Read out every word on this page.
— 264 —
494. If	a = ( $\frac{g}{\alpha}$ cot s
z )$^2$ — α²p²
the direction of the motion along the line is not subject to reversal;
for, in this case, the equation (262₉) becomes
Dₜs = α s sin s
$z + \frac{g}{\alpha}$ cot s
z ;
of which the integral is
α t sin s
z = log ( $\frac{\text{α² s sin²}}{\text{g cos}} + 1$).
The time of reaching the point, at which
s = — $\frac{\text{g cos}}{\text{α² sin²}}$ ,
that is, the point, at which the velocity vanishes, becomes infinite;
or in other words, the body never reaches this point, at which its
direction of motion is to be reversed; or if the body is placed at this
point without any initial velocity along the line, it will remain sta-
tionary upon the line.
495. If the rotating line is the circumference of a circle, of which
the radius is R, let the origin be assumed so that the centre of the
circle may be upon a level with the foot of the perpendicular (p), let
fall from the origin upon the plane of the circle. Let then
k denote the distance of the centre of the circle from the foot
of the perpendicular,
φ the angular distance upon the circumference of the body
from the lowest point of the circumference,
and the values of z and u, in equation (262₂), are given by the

= = = =

#### WORK TO COMPLETE
Return all of the data word for word.

#### FINAL RESULT
Read out every word on this page.
— 264 —
494. If	a = ( $\frac{g}{\alpha}$ cot s
z )$^2$ — α²p²
the direction of the motion along the line is not subject to reversal;
for, in this case, the equation (262₉) becomes
Dₜs = α s sin s
$z + \frac{g}{\alpha}$ cot s
z ;
of which the integral is
α t sin s
z = log ( $\frac{\text{α² s sin²}}{\text{g cos}} + 1$).
The time of reaching the point, at which
s = — $\frac{\text{g cos}}{\text{α² sin²}}$ ,
that is, the point, at which the velocity vanishes, becomes infinite;
or in other words, the body never reaches this point, at which its
direction of motion is to be reversed; or if the body is placed at this
point without any initial velocity along the line, it will remain sta-
tionary upon the line.
495. If the rotating line is the circumference of a circle, of which
the radius is R, let the origin be assumed so that the centre of the
circle may be upon a level with the foot of the perpendicular (p), let
fall from the origin upon the plane of the circle. Let then
k denote the distance of the centre of the circle from the foot
of the perpendicular,
φ the angular distance upon the circumference of the body
from the lowest point of the circumference,
and the values of z and u, in equation (262₂), are given by the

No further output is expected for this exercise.